▶ [Required task 1]:
From the passage below on double-pulse laser surface structuring, list the material properties it says vary while electrons pass energy to the lattice.
▶ [Required task 2]:
Translate this sentence from the passage below on double-pulse laser surface structuring into Spanish: "The surface temperature increases and after a few tens of picoseconds the expansion of the lattice starts."
▶ [Required task 3]:
Continue the passage below on double-pulse laser surface structuring from its last sentence.

In fact, DPI exploits the transient surface state initiated by the first pulse. Depending on the Δτ value, different ultrafast phenomena occur on the surface upon the arrival of the second pulse [23]. For a single femtosecond (fs) laser pulse, the incident light is inhomogeneously absorbed by electrons [24,25], which transfer the energy to the lattice within a few picoseconds via electron–phonon interactions [26]. During this time frame, the material properties, such as electron density, reflectivity, or thermal conductivity, vary [26,27]. The surface temperature increases and after a few tens of picoseconds the expansion of the lattice starts. Depending on the fluence, material melting or ablation will occur within a few tens of picoseconds [28]. Structure formations start in a few hundreds of picoseconds [29]. One of the proposed mechanisms for the generation of LIPSS is the microfluidic movements driven by temperature gradients along the material surface [24]. The occurrence convection flow has been proposed to interpret supra wavelength structures [30], LIPSS [17] and HSFL [31] formation. In this way, DPI processes have proved to enable a tailoring of the surface structure morphologies. However, DPI is often restricted to single spot [19] or single line [15] processing with the use of low repetition lasers and complex setups, preventing its exploitation from large scale applications. Recently, it was shown that the surface morphology can be controlled over large areas by adjusting Δτ, and a variety of structures were produced [17].

▶ [Dataset extract]:
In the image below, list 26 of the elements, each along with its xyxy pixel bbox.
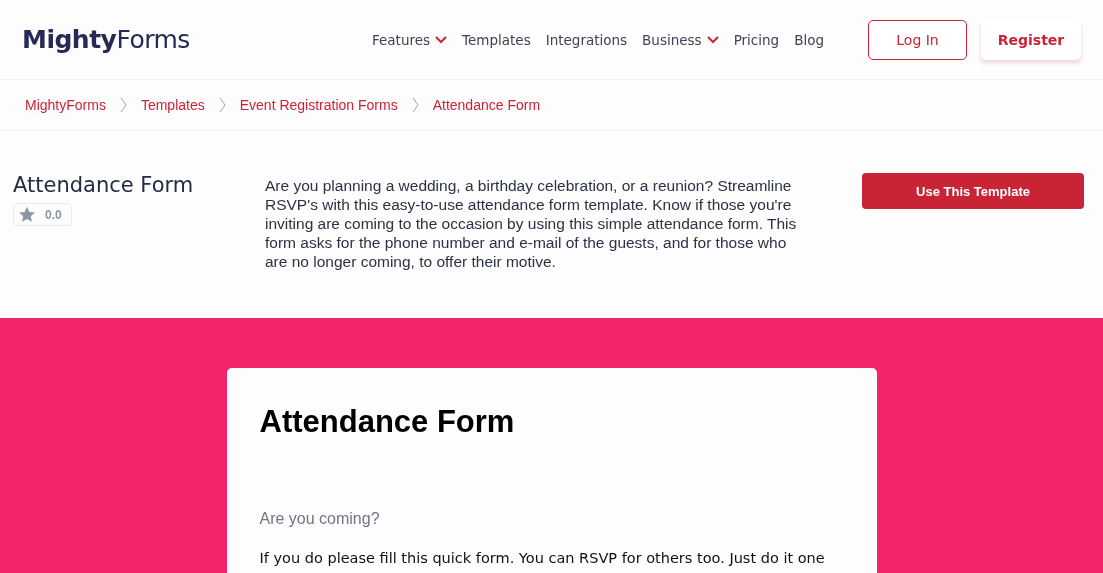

▶ [Answer 1]:
electron density, reflectivity, thermal conductivity

▶ [Answer 2]:
La temperatura de la superficie aumenta y, después de unas pocas decenas de picosegundos, comienza la expansión de la red.

▶ [Answer 3]:
In this study, following our previous works on DPI, where we utilized a delay line-based setup [16,17,18], we introduce a robust and easy-to-use setup for double-pulse generation. The setup is combined with a high-repetition-rate laser and a Galvo scanner to texture homogeneously with 2D-LIPSS areas much larger than the spot size. Our setup consists of birefringent crystals of variable length coupled with an industrial high-repetition-rate femtosecond laser to generate double-pulses with different Δτ. Double cross-polarized (XP) and double circularly counter-rotating polarized (CP) pulses were generated in our experiment. A comprehensive study of the process parameters, like fluence (Φ), overlap (pps), and hatch (H), is carried out optimizing the structure homogeneity. The results obtained are compared to our previous study, validating the reproducibility of the process. Moreover, the five used crystals were combined to generate a burst of 32 pulses for surface texturing, which allowed for obtaining novel morphologies.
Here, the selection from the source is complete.